_Tarefa proposta 1_: Na crônica sobre o Clube do Camelo, qual esporte olímpico o autor diz ter praticado bastante?
_Tarefa proposta 2_: Por favor, liste tudo o que, segundo a crônica sobre o Clube do Camelo, as duas primeiras crônicas do livro “É do Camelo...” contam sobre o grupo.
_Tarefa proposta 3_: Escreva a continuação da crônica sobre o Clube do Camelo, começando depois da última frase apresentada.

SEDUÇÃO

ASSIM É O CLUBE

Nestas crônicas, que há algum tempo publico no recantodasletras.com sempre falo das músicas que criamos no grupo musical ao qual pertenço chamado Clube do Camelo, mas até agora, não tinha esclarecido nada sobre ele.

No livro“É do Camelo...”, que publicamos, eu e o Eduardo, com crônicas minhas e dele, as duas primeiras crônicas contam o que é, como é, como e porque surgiu o Clube do Camelo. Mas como nenhuma das duas foi escrita por mim e os leitores daqui do Recanto das Letras talvez não conheçam alguns detalhes, vou aqui contar o babado do meu jeito e da maneira que minha memória consegue lembrar.

Sempre gostei de música, todavia até minha juventude fui um mero espectador e um cantor de banheiro. Pratiquei bastante o esporte olímpico do Tiro ao Alvo, chegando até a participar da equipe estadual e de diversos campeonatos brasileiros e interestaduais.

_Dados brutos_:
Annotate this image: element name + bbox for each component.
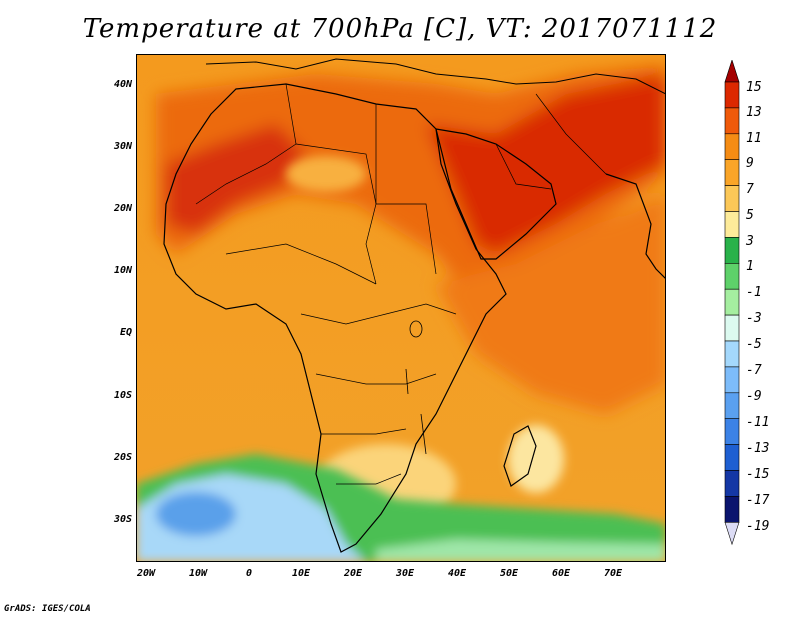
colorbar-segment — [725, 522, 739, 544]
lon-label-30e: 30E — [385, 568, 425, 579]
lon-label-70e: 70E — [593, 568, 633, 579]
colorbar-segment — [725, 263, 739, 289]
mild-zone-sahel — [286, 156, 366, 192]
colorbar-segment — [725, 445, 739, 471]
colorbar-label-1: 1 — [746, 259, 754, 274]
lon-label-50e: 50E — [489, 568, 529, 579]
colorbar-segment — [725, 341, 739, 367]
lat-label-eq: EQ — [92, 327, 132, 338]
map-title: Temperature at 700hPa [C], VT: 201707111… — [0, 14, 800, 44]
lat-label-20s: 20S — [92, 452, 132, 463]
colorbar-label-neg13: -13 — [746, 441, 769, 456]
colorbar-segment — [725, 212, 739, 238]
lat-label-30n: 30N — [92, 141, 132, 152]
colorbar-segment — [725, 108, 739, 134]
lat-label-40n: 40N — [92, 79, 132, 90]
colorbar-label-7: 7 — [746, 182, 754, 197]
colorbar-label-15: 15 — [746, 80, 762, 95]
lon-label-60e: 60E — [541, 568, 581, 579]
colorbar-segment — [725, 82, 739, 108]
lon-label-20e: 20E — [333, 568, 373, 579]
colorbar-segment — [725, 315, 739, 341]
colorbar-label-neg3: -3 — [746, 311, 762, 326]
lat-label-30s: 30S — [92, 514, 132, 525]
lat-label-20n: 20N — [92, 203, 132, 214]
colorbar-label-neg9: -9 — [746, 389, 762, 404]
colorbar-segment — [725, 134, 739, 160]
colorbar-segment — [725, 496, 739, 522]
colorbar-label-neg5: -5 — [746, 337, 762, 352]
colorbar-segment — [725, 367, 739, 393]
cold-core — [156, 492, 236, 536]
lon-label-20w: 20W — [126, 568, 166, 579]
colorbar-segment — [725, 393, 739, 419]
lon-label-40e: 40E — [437, 568, 477, 579]
colorbar-segment — [725, 237, 739, 263]
lon-label-10w: 10W — [178, 568, 218, 579]
lat-label-10s: 10S — [92, 390, 132, 401]
lon-label-0: 0 — [229, 568, 269, 579]
colorbar-segment — [725, 60, 739, 82]
credit-text: GrADS: IGES/COLA — [4, 604, 91, 614]
colorbar-label-5: 5 — [746, 208, 754, 223]
colorbar-label-neg1: -1 — [746, 285, 762, 300]
lon-label-10e: 10E — [281, 568, 321, 579]
colorbar-label-neg7: -7 — [746, 363, 762, 378]
colorbar-label-neg17: -17 — [746, 493, 769, 508]
colorbar-segment — [725, 186, 739, 212]
colorbar-label-neg15: -15 — [746, 467, 769, 482]
colorbar-segment — [725, 289, 739, 315]
colorbar-segment — [725, 419, 739, 445]
colorbar-label-9: 9 — [746, 156, 754, 171]
colorbar-label-3: 3 — [746, 234, 754, 249]
colorbar-segment — [725, 471, 739, 497]
colorbar-label-neg19: -19 — [746, 519, 769, 534]
temperature-map — [136, 54, 666, 562]
colorbar-label-11: 11 — [746, 131, 762, 146]
colorbar-segment — [725, 160, 739, 186]
colorbar-label-13: 13 — [746, 105, 762, 120]
colorbar-label-neg11: -11 — [746, 415, 769, 430]
lat-label-10n: 10N — [92, 265, 132, 276]
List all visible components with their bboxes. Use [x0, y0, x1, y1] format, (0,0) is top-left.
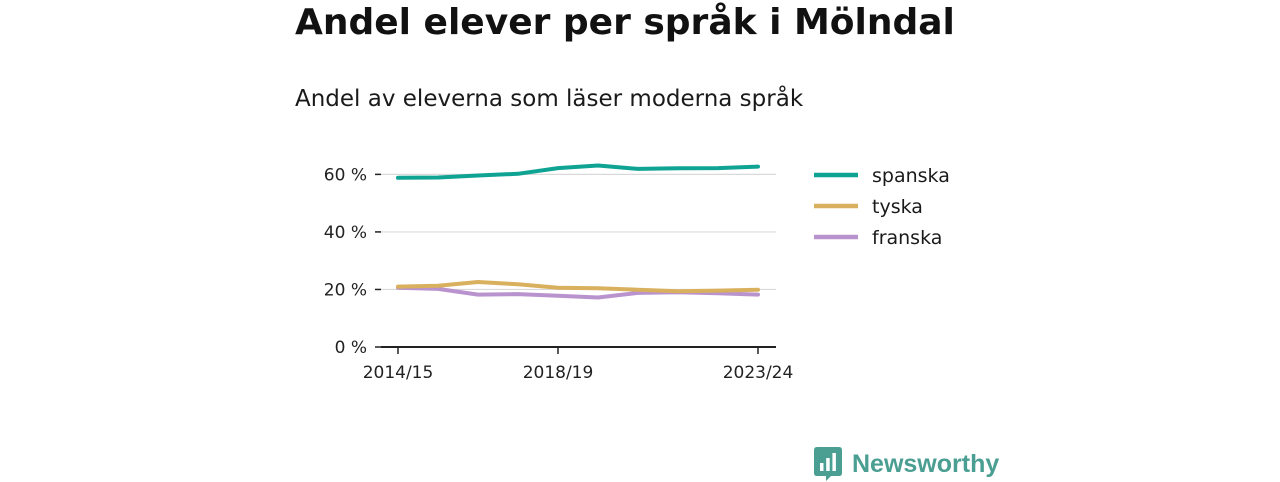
legend-label-spanska: spanska [872, 165, 950, 187]
legend-label-tyska: tyska [872, 196, 923, 218]
newsworthy-brand[interactable]: Newsworthy [814, 446, 999, 482]
x-axis-ticks: 2014/15 2018/19 2023/24 [363, 347, 794, 383]
chart-subtitle: Andel av eleverna som läser moderna språ… [295, 86, 804, 112]
legend: spanska tyska franska [814, 165, 950, 249]
chart-title: Andel elever per språk i Mölndal [295, 2, 955, 43]
newsworthy-logo-icon [814, 447, 842, 481]
y-tick-label: 60 % [324, 165, 367, 185]
y-tick-label: 20 % [324, 280, 367, 300]
series-line-spanska [396, 163, 760, 180]
x-tick-label: 2014/15 [363, 363, 434, 383]
y-tick-label: 40 % [324, 223, 367, 243]
legend-label-franska: franska [872, 227, 942, 249]
y-tick-label: 0 % [335, 338, 367, 358]
y-axis-ticks: 0 % 20 % 40 % 60 % [324, 165, 381, 358]
x-tick-label: 2023/24 [723, 363, 794, 383]
series-line-tyska [396, 280, 760, 294]
x-tick-label: 2018/19 [523, 363, 594, 383]
brand-name: Newsworthy [852, 449, 1000, 478]
series-lines [396, 163, 760, 300]
gridlines [381, 173, 776, 291]
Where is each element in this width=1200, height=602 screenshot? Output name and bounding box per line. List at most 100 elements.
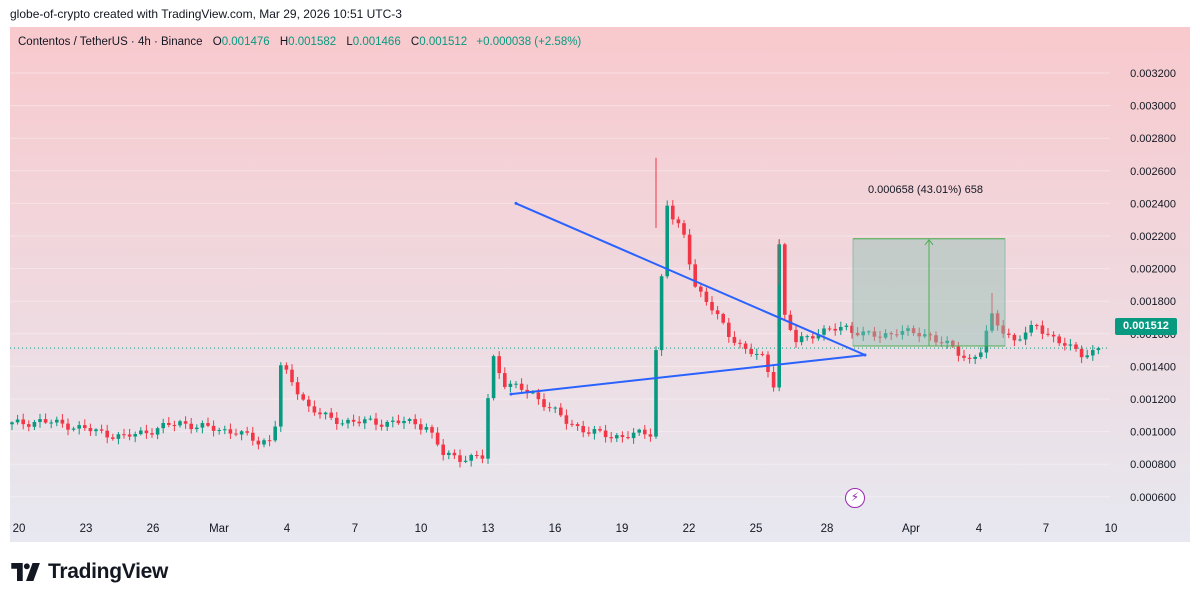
candle-body	[379, 424, 384, 427]
candle-body	[323, 412, 328, 415]
candle-body	[189, 423, 193, 430]
candle-body	[491, 356, 496, 399]
brand-name: TradingView	[48, 560, 169, 583]
candle-body	[962, 355, 966, 358]
candle-body	[923, 334, 927, 337]
candle-body	[228, 429, 233, 434]
y-tick-label: 0.001000	[1130, 427, 1176, 439]
candle-body	[458, 455, 462, 462]
candle-body	[284, 365, 289, 370]
symbol-legend: Contentos / TetherUS · 4h · Binance O 0.0…	[18, 36, 581, 48]
candle-body	[503, 373, 507, 387]
candle-body	[956, 346, 961, 356]
drawings[interactable]	[509, 201, 1006, 396]
candle-body	[693, 264, 697, 287]
upper-trendline[interactable]	[515, 202, 866, 356]
time-axis[interactable]: 20 23 26 Mar 4 7 10 13 16 19 22 25 28 Apr 4 7 10	[13, 523, 1118, 535]
x-tick-label: 10	[1105, 523, 1118, 535]
candle-body	[251, 432, 255, 441]
candle-body	[1085, 355, 1089, 358]
candle-body	[900, 330, 905, 335]
x-tick-label: Apr	[902, 523, 920, 535]
candle-body	[732, 336, 737, 343]
trendline-anchor	[514, 201, 518, 205]
candle-body	[743, 343, 748, 349]
candle-body	[71, 428, 76, 430]
candle-body	[335, 417, 339, 424]
candle-body	[850, 325, 854, 333]
candle-body	[783, 244, 787, 315]
candle-body	[710, 301, 714, 311]
candle-body	[895, 334, 899, 336]
candle-body	[396, 420, 401, 424]
candle-body	[559, 407, 563, 416]
candle-body	[682, 223, 686, 235]
candle-body	[1001, 325, 1005, 334]
candle-body	[1091, 350, 1095, 356]
candle-body	[659, 276, 664, 351]
candle-body	[55, 419, 59, 423]
candle-body	[262, 440, 266, 445]
high-label: H	[279, 36, 289, 48]
price-axis[interactable]: 0.003200 0.003000 0.002800 0.002600 0.002400…	[1130, 68, 1176, 504]
symbol-name[interactable]: Contentos / TetherUS · 4h · Binance	[18, 36, 203, 48]
candle-body	[413, 419, 417, 425]
candle-body	[133, 434, 137, 437]
candle-body	[508, 383, 513, 387]
candle-body	[945, 340, 949, 344]
low-label: L	[346, 36, 353, 48]
candle-body	[430, 427, 434, 433]
lower-trendline[interactable]	[510, 353, 866, 396]
candle-body	[626, 436, 630, 439]
candle-body	[878, 336, 882, 338]
candle-body	[1018, 339, 1022, 341]
chart-area[interactable]: 0.003200 0.003000 0.002800 0.002600 0.002400…	[10, 27, 1190, 542]
candle-body	[514, 383, 518, 385]
candle-body	[951, 340, 955, 347]
candle-body	[195, 427, 199, 430]
candle-body	[435, 432, 440, 445]
candle-body	[967, 357, 972, 359]
lightning-icon[interactable]: ⚡	[845, 488, 865, 508]
candle-body	[805, 336, 809, 338]
candle-body	[844, 325, 849, 327]
candle-body	[256, 440, 261, 445]
candle-body	[83, 425, 87, 429]
x-tick-label: 23	[80, 523, 93, 535]
candle-body	[1040, 325, 1045, 334]
candle-body	[407, 419, 412, 421]
candle-body	[883, 333, 888, 338]
tradingview-brand[interactable]: TradingView	[11, 560, 168, 584]
candle-body	[122, 434, 126, 436]
candle-body	[43, 419, 48, 423]
candle-body	[1051, 334, 1056, 337]
candle-body	[234, 433, 238, 435]
candle-body	[676, 219, 681, 224]
candle-body	[1035, 325, 1039, 327]
candle-body	[27, 424, 31, 427]
price-chart[interactable]: 0.003200 0.003000 0.002800 0.002600 0.002400…	[10, 27, 1190, 542]
candle-body	[301, 394, 305, 400]
candle-body	[15, 419, 20, 423]
candle-body	[178, 421, 182, 426]
candle-body	[424, 427, 429, 430]
x-tick-label: 25	[750, 523, 763, 535]
candle-body	[620, 435, 625, 437]
candle-body	[934, 335, 938, 343]
candle-body	[295, 382, 300, 395]
x-tick-label: 28	[821, 523, 834, 535]
candle-body	[861, 331, 865, 336]
candle-body	[547, 407, 552, 409]
x-tick-label: 19	[616, 523, 629, 535]
candle-body	[469, 455, 473, 461]
candle-body	[939, 342, 944, 344]
close-value: 0.001512	[419, 36, 468, 48]
candle-body	[351, 419, 356, 422]
candle-body	[49, 422, 53, 424]
candle-body	[486, 398, 490, 459]
candle-body	[867, 331, 871, 333]
candle-body	[984, 330, 989, 353]
candle-body	[519, 383, 524, 390]
candle-body	[60, 419, 65, 424]
open-label: O	[212, 36, 222, 48]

_Resultado do exercício 1_: O Tiro ao Alvo.

_Resultado do exercício 2_: O que é o Clube do Camelo; como ele é; como surgiu; por que surgiu.

_Resultado do exercício 3_:
Nestas competições conheci um atirador chamado Raimundo Nonato de Matos Dantas, que na época era apenas um funcionário do extinto DNOS, mas logo se formou em advocacia e chegou a ser seu Procurador Geral. O Dantas, além de atirador, era artista plástico e também exímio violonista.

Comecei a frequentar as rodas de seresta junto com ele, e por lá fui encontrando outros seresteiros como o Edyr Proença, o José Maranhão, o Fabiano Moraes, o Agostinho Barros e muitos outros, cada qual com sua profissão de subsistência, mas todos amantes da boa música. A estes citados foram se juntando, como sempre acontece com seres humanos que tem um interesse comum, o Pepê Ayres, o Gervásio Cavalcante, o Firmino Sousa Filho e por último o Eduardo Queiroz.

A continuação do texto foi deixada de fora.